==== Available data ====
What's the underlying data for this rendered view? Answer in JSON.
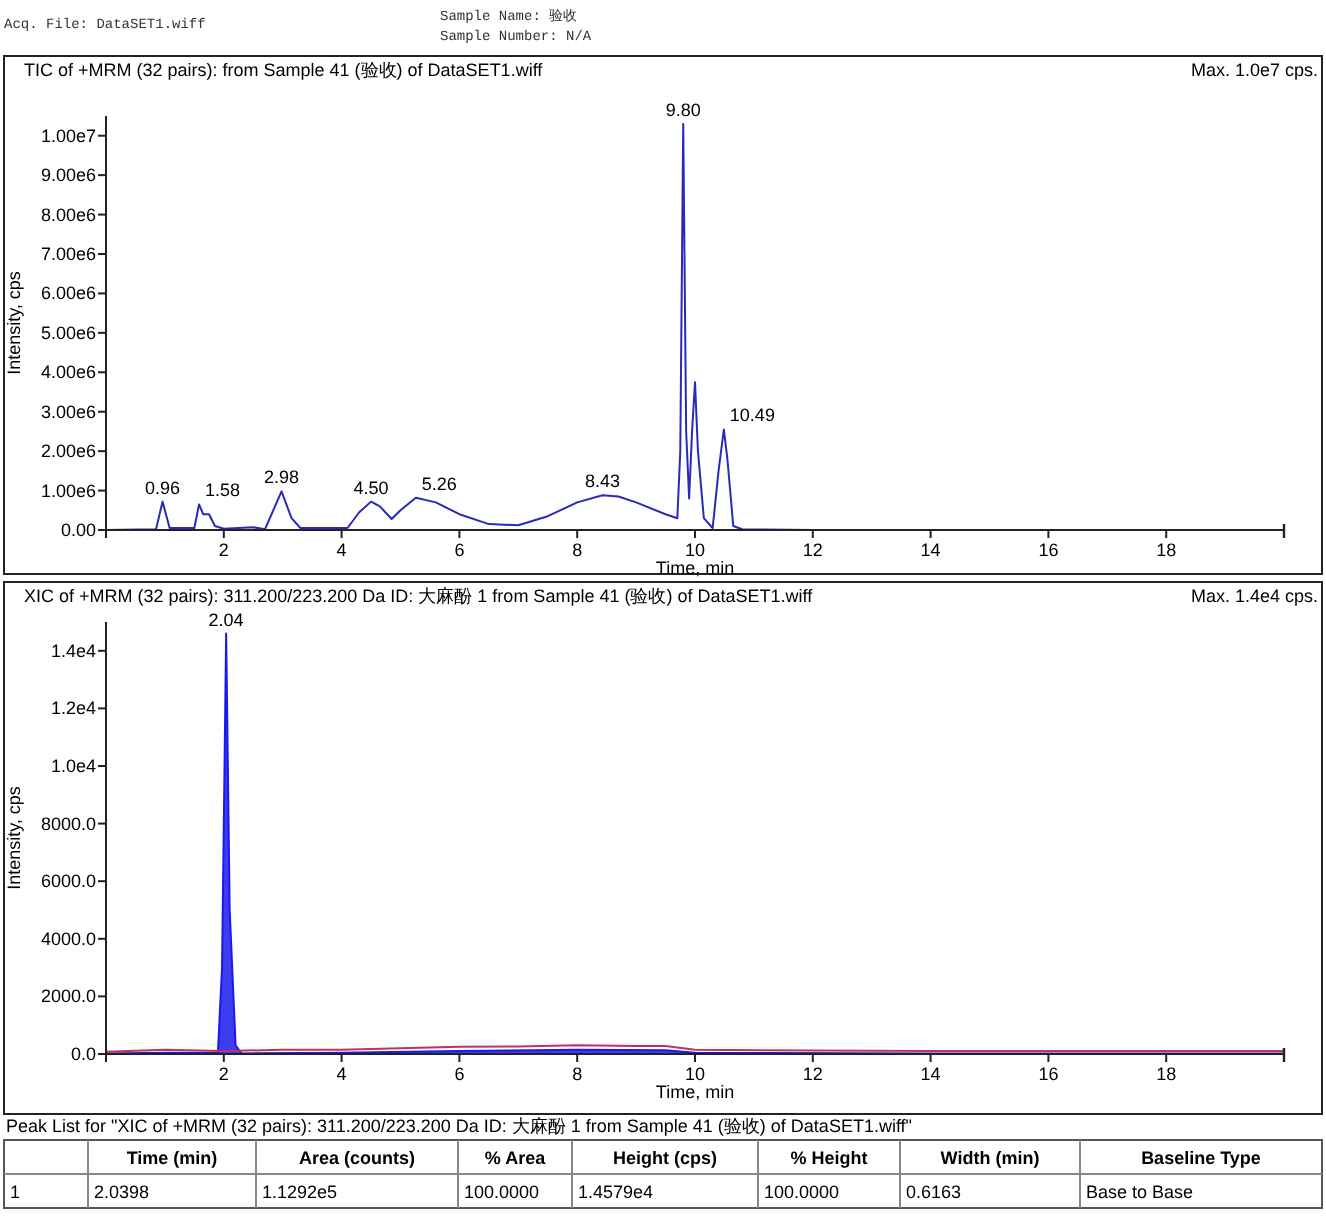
{
  "chart_data": [
    {
      "type": "other",
      "annotations": [
        "Acq. File: DataSET1.wiff",
        "Sample Name: 验收",
        "Sample Number: N/A"
      ]
    },
    {
      "type": "line",
      "title": "TIC of +MRM (32 pairs): from Sample 41 (验收) of DataSET1.wiff",
      "xlabel": "Time, min",
      "ylabel": "Intensity, cps",
      "annotations": [
        "Max. 1.0e7 cps.",
        {
          "text": "0.96",
          "x": 0.96,
          "y": 720000
        },
        {
          "text": "1.58",
          "x": 1.58,
          "y": 650000
        },
        {
          "text": "2.98",
          "x": 2.98,
          "y": 980000
        },
        {
          "text": "4.50",
          "x": 4.5,
          "y": 720000
        },
        {
          "text": "5.26",
          "x": 5.26,
          "y": 820000
        },
        {
          "text": "8.43",
          "x": 8.43,
          "y": 880000
        },
        {
          "text": "9.80",
          "x": 9.8,
          "y": 10300000
        },
        {
          "text": "10.49",
          "x": 10.49,
          "y": 2550000
        }
      ],
      "xlim": [
        0,
        20
      ],
      "xticks": [
        2,
        4,
        6,
        8,
        10,
        12,
        14,
        16,
        18
      ],
      "ylim": [
        0,
        10500000
      ],
      "yticks": [
        {
          "value": 0,
          "label": "0.00"
        },
        {
          "value": 1000000,
          "label": "1.00e6"
        },
        {
          "value": 2000000,
          "label": "2.00e6"
        },
        {
          "value": 3000000,
          "label": "3.00e6"
        },
        {
          "value": 4000000,
          "label": "4.00e6"
        },
        {
          "value": 5000000,
          "label": "5.00e6"
        },
        {
          "value": 6000000,
          "label": "6.00e6"
        },
        {
          "value": 7000000,
          "label": "7.00e6"
        },
        {
          "value": 8000000,
          "label": "8.00e6"
        },
        {
          "value": 9000000,
          "label": "9.00e6"
        },
        {
          "value": 10000000,
          "label": "1.00e7"
        }
      ],
      "series": [
        {
          "color": "#2a2ab8",
          "x": [
            0,
            0.85,
            0.96,
            1.08,
            1.5,
            1.58,
            1.65,
            1.75,
            1.85,
            2.0,
            2.5,
            2.7,
            2.98,
            3.15,
            3.3,
            4.1,
            4.3,
            4.5,
            4.65,
            4.85,
            5.0,
            5.26,
            5.6,
            6.0,
            6.5,
            7.0,
            7.5,
            8.0,
            8.43,
            8.7,
            9.0,
            9.5,
            9.7,
            9.75,
            9.8,
            9.85,
            9.9,
            9.95,
            10.0,
            10.05,
            10.15,
            10.3,
            10.4,
            10.49,
            10.55,
            10.65,
            10.8,
            12,
            20
          ],
          "values": [
            0,
            20000,
            720000,
            50000,
            50000,
            650000,
            400000,
            400000,
            100000,
            30000,
            70000,
            20000,
            980000,
            300000,
            50000,
            50000,
            450000,
            720000,
            600000,
            280000,
            500000,
            820000,
            700000,
            400000,
            150000,
            120000,
            350000,
            700000,
            880000,
            850000,
            700000,
            400000,
            300000,
            2000000,
            10300000,
            2500000,
            800000,
            2500000,
            3750000,
            2000000,
            300000,
            50000,
            1500000,
            2550000,
            1800000,
            100000,
            20000,
            0,
            0
          ]
        }
      ]
    },
    {
      "type": "line",
      "title": "XIC of +MRM (32 pairs): 311.200/223.200 Da ID: 大麻酚 1 from Sample 41 (验收) of DataSET1.wiff",
      "xlabel": "Time, min",
      "ylabel": "Intensity, cps",
      "annotations": [
        "Max. 1.4e4 cps.",
        {
          "text": "2.04",
          "x": 2.04,
          "y": 14579
        }
      ],
      "xlim": [
        0,
        20
      ],
      "xticks": [
        2,
        4,
        6,
        8,
        10,
        12,
        14,
        16,
        18
      ],
      "ylim": [
        0,
        15000
      ],
      "yticks": [
        {
          "value": 0,
          "label": "0.0"
        },
        {
          "value": 2000,
          "label": "2000.0"
        },
        {
          "value": 4000,
          "label": "4000.0"
        },
        {
          "value": 6000,
          "label": "6000.0"
        },
        {
          "value": 8000,
          "label": "8000.0"
        },
        {
          "value": 10000,
          "label": "1.0e4"
        },
        {
          "value": 12000,
          "label": "1.2e4"
        },
        {
          "value": 14000,
          "label": "1.4e4"
        }
      ],
      "series": [
        {
          "type": "area",
          "color": "#1a1aee",
          "x": [
            0,
            1,
            1.9,
            1.97,
            2.04,
            2.1,
            2.2,
            2.3,
            4,
            6,
            8,
            9.5,
            10,
            14,
            20
          ],
          "values": [
            20,
            40,
            40,
            3000,
            14600,
            5000,
            300,
            20,
            40,
            100,
            150,
            130,
            40,
            20,
            20
          ]
        },
        {
          "type": "line",
          "color": "#c0306a",
          "x": [
            0,
            1,
            2,
            3,
            4,
            5,
            6,
            7,
            8,
            9,
            9.5,
            10,
            12,
            14,
            16,
            18,
            20
          ],
          "values": [
            80,
            150,
            100,
            150,
            150,
            200,
            250,
            260,
            300,
            280,
            280,
            150,
            120,
            100,
            100,
            100,
            100
          ]
        }
      ]
    },
    {
      "type": "other",
      "title": "Peak List for \"XIC of +MRM (32 pairs): 311.200/223.200 Da ID: 大麻酚 1 from Sample 41 (验收) of DataSET1.wiff\"",
      "annotations": [
        "Time (min)",
        "Area (counts)",
        "% Area",
        "Height (cps)",
        "% Height",
        "Width (min)",
        "Baseline Type",
        "1",
        "2.0398",
        "1.1292e5",
        "100.0000",
        "1.4579e4",
        "100.0000",
        "0.6163",
        "Base to Base"
      ]
    }
  ]
}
====
■ Description of the task: Strip the images and reproduce the remaining records precisely.

■ Task output:
What's the underlying data for this rendered view? Answer in JSON.
{
  "chart_data": [
    {
      "type": "other",
      "annotations": [
        "Acq. File: DataSET1.wiff",
        "Sample Name: 验收",
        "Sample Number: N/A"
      ]
    },
    {
      "type": "line",
      "title": "TIC of +MRM (32 pairs): from Sample 41 (验收) of DataSET1.wiff",
      "xlabel": "Time, min",
      "ylabel": "Intensity, cps",
      "annotations": [
        "Max. 1.0e7 cps.",
        {
          "text": "0.96",
          "x": 0.96,
          "y": 720000
        },
        {
          "text": "1.58",
          "x": 1.58,
          "y": 650000
        },
        {
          "text": "2.98",
          "x": 2.98,
          "y": 980000
        },
        {
          "text": "4.50",
          "x": 4.5,
          "y": 720000
        },
        {
          "text": "5.26",
          "x": 5.26,
          "y": 820000
        },
        {
          "text": "8.43",
          "x": 8.43,
          "y": 880000
        },
        {
          "text": "9.80",
          "x": 9.8,
          "y": 10300000
        },
        {
          "text": "10.49",
          "x": 10.49,
          "y": 2550000
        }
      ],
      "xlim": [
        0,
        20
      ],
      "xticks": [
        2,
        4,
        6,
        8,
        10,
        12,
        14,
        16,
        18
      ],
      "ylim": [
        0,
        10500000
      ],
      "yticks": [
        {
          "value": 0,
          "label": "0.00"
        },
        {
          "value": 1000000,
          "label": "1.00e6"
        },
        {
          "value": 2000000,
          "label": "2.00e6"
        },
        {
          "value": 3000000,
          "label": "3.00e6"
        },
        {
          "value": 4000000,
          "label": "4.00e6"
        },
        {
          "value": 5000000,
          "label": "5.00e6"
        },
        {
          "value": 6000000,
          "label": "6.00e6"
        },
        {
          "value": 7000000,
          "label": "7.00e6"
        },
        {
          "value": 8000000,
          "label": "8.00e6"
        },
        {
          "value": 9000000,
          "label": "9.00e6"
        },
        {
          "value": 10000000,
          "label": "1.00e7"
        }
      ],
      "series": [
        {
          "color": "#2a2ab8",
          "x": [
            0,
            0.85,
            0.96,
            1.08,
            1.5,
            1.58,
            1.65,
            1.75,
            1.85,
            2.0,
            2.5,
            2.7,
            2.98,
            3.15,
            3.3,
            4.1,
            4.3,
            4.5,
            4.65,
            4.85,
            5.0,
            5.26,
            5.6,
            6.0,
            6.5,
            7.0,
            7.5,
            8.0,
            8.43,
            8.7,
            9.0,
            9.5,
            9.7,
            9.75,
            9.8,
            9.85,
            9.9,
            9.95,
            10.0,
            10.05,
            10.15,
            10.3,
            10.4,
            10.49,
            10.55,
            10.65,
            10.8,
            12,
            20
          ],
          "values": [
            0,
            20000,
            720000,
            50000,
            50000,
            650000,
            400000,
            400000,
            100000,
            30000,
            70000,
            20000,
            980000,
            300000,
            50000,
            50000,
            450000,
            720000,
            600000,
            280000,
            500000,
            820000,
            700000,
            400000,
            150000,
            120000,
            350000,
            700000,
            880000,
            850000,
            700000,
            400000,
            300000,
            2000000,
            10300000,
            2500000,
            800000,
            2500000,
            3750000,
            2000000,
            300000,
            50000,
            1500000,
            2550000,
            1800000,
            100000,
            20000,
            0,
            0
          ]
        }
      ]
    },
    {
      "type": "line",
      "title": "XIC of +MRM (32 pairs): 311.200/223.200 Da ID: 大麻酚 1 from Sample 41 (验收) of DataSET1.wiff",
      "xlabel": "Time, min",
      "ylabel": "Intensity, cps",
      "annotations": [
        "Max. 1.4e4 cps.",
        {
          "text": "2.04",
          "x": 2.04,
          "y": 14579
        }
      ],
      "xlim": [
        0,
        20
      ],
      "xticks": [
        2,
        4,
        6,
        8,
        10,
        12,
        14,
        16,
        18
      ],
      "ylim": [
        0,
        15000
      ],
      "yticks": [
        {
          "value": 0,
          "label": "0.0"
        },
        {
          "value": 2000,
          "label": "2000.0"
        },
        {
          "value": 4000,
          "label": "4000.0"
        },
        {
          "value": 6000,
          "label": "6000.0"
        },
        {
          "value": 8000,
          "label": "8000.0"
        },
        {
          "value": 10000,
          "label": "1.0e4"
        },
        {
          "value": 12000,
          "label": "1.2e4"
        },
        {
          "value": 14000,
          "label": "1.4e4"
        }
      ],
      "series": [
        {
          "type": "area",
          "color": "#1a1aee",
          "x": [
            0,
            1,
            1.9,
            1.97,
            2.04,
            2.1,
            2.2,
            2.3,
            4,
            6,
            8,
            9.5,
            10,
            14,
            20
          ],
          "values": [
            20,
            40,
            40,
            3000,
            14600,
            5000,
            300,
            20,
            40,
            100,
            150,
            130,
            40,
            20,
            20
          ]
        },
        {
          "type": "line",
          "color": "#c0306a",
          "x": [
            0,
            1,
            2,
            3,
            4,
            5,
            6,
            7,
            8,
            9,
            9.5,
            10,
            12,
            14,
            16,
            18,
            20
          ],
          "values": [
            80,
            150,
            100,
            150,
            150,
            200,
            250,
            260,
            300,
            280,
            280,
            150,
            120,
            100,
            100,
            100,
            100
          ]
        }
      ]
    },
    {
      "type": "other",
      "title": "Peak List for \"XIC of +MRM (32 pairs): 311.200/223.200 Da ID: 大麻酚 1 from Sample 41 (验收) of DataSET1.wiff\"",
      "annotations": [
        "Time (min)",
        "Area (counts)",
        "% Area",
        "Height (cps)",
        "% Height",
        "Width (min)",
        "Baseline Type",
        "1",
        "2.0398",
        "1.1292e5",
        "100.0000",
        "1.4579e4",
        "100.0000",
        "0.6163",
        "Base to Base"
      ]
    }
  ]
}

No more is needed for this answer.